▶ [GIVEN TASK] Exactly reproduce each line of the listing that follows.

▶ [SOURCE RECORDS]
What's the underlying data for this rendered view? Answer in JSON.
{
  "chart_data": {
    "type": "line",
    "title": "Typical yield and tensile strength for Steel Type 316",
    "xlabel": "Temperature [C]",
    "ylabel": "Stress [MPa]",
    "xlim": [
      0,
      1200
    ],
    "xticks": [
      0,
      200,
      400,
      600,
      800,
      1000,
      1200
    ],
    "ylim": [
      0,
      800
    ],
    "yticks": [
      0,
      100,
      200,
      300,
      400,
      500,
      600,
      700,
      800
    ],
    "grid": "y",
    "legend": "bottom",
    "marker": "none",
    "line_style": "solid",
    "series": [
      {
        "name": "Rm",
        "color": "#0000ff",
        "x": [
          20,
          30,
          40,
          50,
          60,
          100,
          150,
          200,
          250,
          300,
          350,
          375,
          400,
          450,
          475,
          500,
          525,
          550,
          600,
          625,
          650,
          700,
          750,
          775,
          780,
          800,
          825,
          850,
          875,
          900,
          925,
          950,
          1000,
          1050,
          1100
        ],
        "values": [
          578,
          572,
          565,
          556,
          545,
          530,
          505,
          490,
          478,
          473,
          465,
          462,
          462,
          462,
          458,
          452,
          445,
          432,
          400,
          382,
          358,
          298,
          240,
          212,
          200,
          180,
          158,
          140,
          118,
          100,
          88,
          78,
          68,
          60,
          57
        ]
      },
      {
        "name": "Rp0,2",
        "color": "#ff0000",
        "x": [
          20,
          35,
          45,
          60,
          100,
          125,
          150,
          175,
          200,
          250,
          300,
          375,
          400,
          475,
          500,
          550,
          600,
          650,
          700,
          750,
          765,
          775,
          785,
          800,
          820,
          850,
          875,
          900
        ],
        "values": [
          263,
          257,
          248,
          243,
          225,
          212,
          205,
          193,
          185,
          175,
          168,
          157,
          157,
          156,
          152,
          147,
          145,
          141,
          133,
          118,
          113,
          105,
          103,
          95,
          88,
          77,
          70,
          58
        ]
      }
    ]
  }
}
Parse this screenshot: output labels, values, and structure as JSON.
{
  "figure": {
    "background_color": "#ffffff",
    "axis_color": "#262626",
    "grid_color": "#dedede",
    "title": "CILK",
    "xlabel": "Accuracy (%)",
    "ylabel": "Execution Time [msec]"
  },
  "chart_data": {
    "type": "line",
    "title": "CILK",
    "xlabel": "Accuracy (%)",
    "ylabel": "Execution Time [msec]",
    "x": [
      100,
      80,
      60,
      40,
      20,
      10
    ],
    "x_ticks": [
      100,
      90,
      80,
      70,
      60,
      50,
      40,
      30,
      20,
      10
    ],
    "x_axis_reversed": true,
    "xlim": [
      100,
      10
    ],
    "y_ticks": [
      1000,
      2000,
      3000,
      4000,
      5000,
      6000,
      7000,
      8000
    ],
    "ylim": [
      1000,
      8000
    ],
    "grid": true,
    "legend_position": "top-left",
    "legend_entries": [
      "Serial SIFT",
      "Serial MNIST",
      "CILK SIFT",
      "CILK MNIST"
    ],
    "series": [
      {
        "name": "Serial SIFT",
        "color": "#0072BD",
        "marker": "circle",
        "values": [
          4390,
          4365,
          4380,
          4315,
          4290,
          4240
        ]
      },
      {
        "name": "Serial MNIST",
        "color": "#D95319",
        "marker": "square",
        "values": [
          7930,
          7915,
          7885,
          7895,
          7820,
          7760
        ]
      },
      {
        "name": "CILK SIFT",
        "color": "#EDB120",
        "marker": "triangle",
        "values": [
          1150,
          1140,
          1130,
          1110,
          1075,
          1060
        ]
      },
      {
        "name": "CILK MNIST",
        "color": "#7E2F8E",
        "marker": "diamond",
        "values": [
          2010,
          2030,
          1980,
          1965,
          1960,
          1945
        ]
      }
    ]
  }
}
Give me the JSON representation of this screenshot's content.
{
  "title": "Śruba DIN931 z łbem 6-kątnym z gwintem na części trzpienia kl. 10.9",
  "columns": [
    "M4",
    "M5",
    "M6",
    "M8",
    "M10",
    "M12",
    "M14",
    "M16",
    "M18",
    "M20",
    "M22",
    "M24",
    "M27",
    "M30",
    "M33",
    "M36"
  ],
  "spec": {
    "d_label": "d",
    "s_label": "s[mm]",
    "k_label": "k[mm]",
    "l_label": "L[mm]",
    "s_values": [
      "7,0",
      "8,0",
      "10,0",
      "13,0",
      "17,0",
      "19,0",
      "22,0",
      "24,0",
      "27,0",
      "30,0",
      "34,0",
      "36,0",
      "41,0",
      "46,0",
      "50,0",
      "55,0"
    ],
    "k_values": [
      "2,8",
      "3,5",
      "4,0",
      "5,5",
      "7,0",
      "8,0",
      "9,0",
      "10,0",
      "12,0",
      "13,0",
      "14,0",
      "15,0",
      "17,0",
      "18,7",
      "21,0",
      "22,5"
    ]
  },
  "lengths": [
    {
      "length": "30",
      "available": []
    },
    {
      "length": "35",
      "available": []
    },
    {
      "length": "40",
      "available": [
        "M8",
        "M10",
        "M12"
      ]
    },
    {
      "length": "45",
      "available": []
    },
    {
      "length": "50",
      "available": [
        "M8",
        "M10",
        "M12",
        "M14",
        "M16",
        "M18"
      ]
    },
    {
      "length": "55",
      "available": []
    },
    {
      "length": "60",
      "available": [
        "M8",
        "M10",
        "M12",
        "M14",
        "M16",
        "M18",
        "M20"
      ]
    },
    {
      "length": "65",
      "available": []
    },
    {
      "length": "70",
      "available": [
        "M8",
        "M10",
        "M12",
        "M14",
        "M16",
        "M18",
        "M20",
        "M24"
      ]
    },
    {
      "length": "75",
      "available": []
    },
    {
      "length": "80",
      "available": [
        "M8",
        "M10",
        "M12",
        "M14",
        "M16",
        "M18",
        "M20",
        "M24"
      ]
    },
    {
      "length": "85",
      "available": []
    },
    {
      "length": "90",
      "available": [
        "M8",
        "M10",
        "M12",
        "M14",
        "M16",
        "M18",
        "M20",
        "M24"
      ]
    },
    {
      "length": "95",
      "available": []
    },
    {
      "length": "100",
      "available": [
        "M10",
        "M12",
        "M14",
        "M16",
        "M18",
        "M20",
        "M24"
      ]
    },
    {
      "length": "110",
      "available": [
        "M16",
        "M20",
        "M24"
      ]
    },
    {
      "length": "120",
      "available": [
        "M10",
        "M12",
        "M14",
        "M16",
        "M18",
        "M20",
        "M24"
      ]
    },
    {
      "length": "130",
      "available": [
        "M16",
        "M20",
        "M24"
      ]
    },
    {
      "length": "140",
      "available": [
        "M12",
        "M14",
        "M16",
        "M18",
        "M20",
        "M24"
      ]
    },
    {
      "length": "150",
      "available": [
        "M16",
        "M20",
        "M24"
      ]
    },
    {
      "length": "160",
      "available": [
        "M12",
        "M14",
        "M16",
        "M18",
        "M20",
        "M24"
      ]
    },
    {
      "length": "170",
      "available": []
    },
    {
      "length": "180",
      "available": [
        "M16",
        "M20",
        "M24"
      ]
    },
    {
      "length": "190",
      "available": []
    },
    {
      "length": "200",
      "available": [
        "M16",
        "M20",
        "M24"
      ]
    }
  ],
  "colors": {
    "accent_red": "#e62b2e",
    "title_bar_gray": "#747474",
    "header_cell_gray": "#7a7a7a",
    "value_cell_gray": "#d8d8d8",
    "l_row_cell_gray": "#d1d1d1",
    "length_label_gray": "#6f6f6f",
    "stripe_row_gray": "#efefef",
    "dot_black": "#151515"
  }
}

▶ [TASK RESPONSE]
What's the underlying data for this rendered view? Answer in JSON.
{
  "chart_data": {
    "type": "line",
    "title": "Typical yield and tensile strength for Steel Type 316",
    "xlabel": "Temperature [C]",
    "ylabel": "Stress [MPa]",
    "xlim": [
      0,
      1200
    ],
    "xticks": [
      0,
      200,
      400,
      600,
      800,
      1000,
      1200
    ],
    "ylim": [
      0,
      800
    ],
    "yticks": [
      0,
      100,
      200,
      300,
      400,
      500,
      600,
      700,
      800
    ],
    "grid": "y",
    "legend": "bottom",
    "marker": "none",
    "line_style": "solid",
    "series": [
      {
        "name": "Rm",
        "color": "#0000ff",
        "x": [
          20,
          30,
          40,
          50,
          60,
          100,
          150,
          200,
          250,
          300,
          350,
          375,
          400,
          450,
          475,
          500,
          525,
          550,
          600,
          625,
          650,
          700,
          750,
          775,
          780,
          800,
          825,
          850,
          875,
          900,
          925,
          950,
          1000,
          1050,
          1100
        ],
        "values": [
          578,
          572,
          565,
          556,
          545,
          530,
          505,
          490,
          478,
          473,
          465,
          462,
          462,
          462,
          458,
          452,
          445,
          432,
          400,
          382,
          358,
          298,
          240,
          212,
          200,
          180,
          158,
          140,
          118,
          100,
          88,
          78,
          68,
          60,
          57
        ]
      },
      {
        "name": "Rp0,2",
        "color": "#ff0000",
        "x": [
          20,
          35,
          45,
          60,
          100,
          125,
          150,
          175,
          200,
          250,
          300,
          375,
          400,
          475,
          500,
          550,
          600,
          650,
          700,
          750,
          765,
          775,
          785,
          800,
          820,
          850,
          875,
          900
        ],
        "values": [
          263,
          257,
          248,
          243,
          225,
          212,
          205,
          193,
          185,
          175,
          168,
          157,
          157,
          156,
          152,
          147,
          145,
          141,
          133,
          118,
          113,
          105,
          103,
          95,
          88,
          77,
          70,
          58
        ]
      }
    ]
  }
}
Parse this screenshot: output labels, values, and structure as JSON.
{
  "figure": {
    "background_color": "#ffffff",
    "axis_color": "#262626",
    "grid_color": "#dedede",
    "title": "CILK",
    "xlabel": "Accuracy (%)",
    "ylabel": "Execution Time [msec]"
  },
  "chart_data": {
    "type": "line",
    "title": "CILK",
    "xlabel": "Accuracy (%)",
    "ylabel": "Execution Time [msec]",
    "x": [
      100,
      80,
      60,
      40,
      20,
      10
    ],
    "x_ticks": [
      100,
      90,
      80,
      70,
      60,
      50,
      40,
      30,
      20,
      10
    ],
    "x_axis_reversed": true,
    "xlim": [
      100,
      10
    ],
    "y_ticks": [
      1000,
      2000,
      3000,
      4000,
      5000,
      6000,
      7000,
      8000
    ],
    "ylim": [
      1000,
      8000
    ],
    "grid": true,
    "legend_position": "top-left",
    "legend_entries": [
      "Serial SIFT",
      "Serial MNIST",
      "CILK SIFT",
      "CILK MNIST"
    ],
    "series": [
      {
        "name": "Serial SIFT",
        "color": "#0072BD",
        "marker": "circle",
        "values": [
          4390,
          4365,
          4380,
          4315,
          4290,
          4240
        ]
      },
      {
        "name": "Serial MNIST",
        "color": "#D95319",
        "marker": "square",
        "values": [
          7930,
          7915,
          7885,
          7895,
          7820,
          7760
        ]
      },
      {
        "name": "CILK SIFT",
        "color": "#EDB120",
        "marker": "triangle",
        "values": [
          1150,
          1140,
          1130,
          1110,
          1075,
          1060
        ]
      },
      {
        "name": "CILK MNIST",
        "color": "#7E2F8E",
        "marker": "diamond",
        "values": [
          2010,
          2030,
          1980,
          1965,
          1960,
          1945
        ]
      }
    ]
  }
}
Give me the JSON representation of this screenshot's content.
{
  "title": "Śruba DIN931 z łbem 6-kątnym z gwintem na części trzpienia kl. 10.9",
  "columns": [
    "M4",
    "M5",
    "M6",
    "M8",
    "M10",
    "M12",
    "M14",
    "M16",
    "M18",
    "M20",
    "M22",
    "M24",
    "M27",
    "M30",
    "M33",
    "M36"
  ],
  "spec": {
    "d_label": "d",
    "s_label": "s[mm]",
    "k_label": "k[mm]",
    "l_label": "L[mm]",
    "s_values": [
      "7,0",
      "8,0",
      "10,0",
      "13,0",
      "17,0",
      "19,0",
      "22,0",
      "24,0",
      "27,0",
      "30,0",
      "34,0",
      "36,0",
      "41,0",
      "46,0",
      "50,0",
      "55,0"
    ],
    "k_values": [
      "2,8",
      "3,5",
      "4,0",
      "5,5",
      "7,0",
      "8,0",
      "9,0",
      "10,0",
      "12,0",
      "13,0",
      "14,0",
      "15,0",
      "17,0",
      "18,7",
      "21,0",
      "22,5"
    ]
  },
  "lengths": [
    {
      "length": "30",
      "available": []
    },
    {
      "length": "35",
      "available": []
    },
    {
      "length": "40",
      "available": [
        "M8",
        "M10",
        "M12"
      ]
    },
    {
      "length": "45",
      "available": []
    },
    {
      "length": "50",
      "available": [
        "M8",
        "M10",
        "M12",
        "M14",
        "M16",
        "M18"
      ]
    },
    {
      "length": "55",
      "available": []
    },
    {
      "length": "60",
      "available": [
        "M8",
        "M10",
        "M12",
        "M14",
        "M16",
        "M18",
        "M20"
      ]
    },
    {
      "length": "65",
      "available": []
    },
    {
      "length": "70",
      "available": [
        "M8",
        "M10",
        "M12",
        "M14",
        "M16",
        "M18",
        "M20",
        "M24"
      ]
    },
    {
      "length": "75",
      "available": []
    },
    {
      "length": "80",
      "available": [
        "M8",
        "M10",
        "M12",
        "M14",
        "M16",
        "M18",
        "M20",
        "M24"
      ]
    },
    {
      "length": "85",
      "available": []
    },
    {
      "length": "90",
      "available": [
        "M8",
        "M10",
        "M12",
        "M14",
        "M16",
        "M18",
        "M20",
        "M24"
      ]
    },
    {
      "length": "95",
      "available": []
    },
    {
      "length": "100",
      "available": [
        "M10",
        "M12",
        "M14",
        "M16",
        "M18",
        "M20",
        "M24"
      ]
    },
    {
      "length": "110",
      "available": [
        "M16",
        "M20",
        "M24"
      ]
    },
    {
      "length": "120",
      "available": [
        "M10",
        "M12",
        "M14",
        "M16",
        "M18",
        "M20",
        "M24"
      ]
    },
    {
      "length": "130",
      "available": [
        "M16",
        "M20",
        "M24"
      ]
    },
    {
      "length": "140",
      "available": [
        "M12",
        "M14",
        "M16",
        "M18",
        "M20",
        "M24"
      ]
    },
    {
      "length": "150",
      "available": [
        "M16",
        "M20",
        "M24"
      ]
    },
    {
      "length": "160",
      "available": [
        "M12",
        "M14",
        "M16",
        "M18",
        "M20",
        "M24"
      ]
    },
    {
      "length": "170",
      "available": []
    },
    {
      "length": "180",
      "available": [
        "M16",
        "M20",
        "M24"
      ]
    },
    {
      "length": "190",
      "available": []
    },
    {
      "length": "200",
      "available": [
        "M16",
        "M20",
        "M24"
      ]
    }
  ],
  "colors": {
    "accent_red": "#e62b2e",
    "title_bar_gray": "#747474",
    "header_cell_gray": "#7a7a7a",
    "value_cell_gray": "#d8d8d8",
    "l_row_cell_gray": "#d1d1d1",
    "length_label_gray": "#6f6f6f",
    "stripe_row_gray": "#efefef",
    "dot_black": "#151515"
  }
}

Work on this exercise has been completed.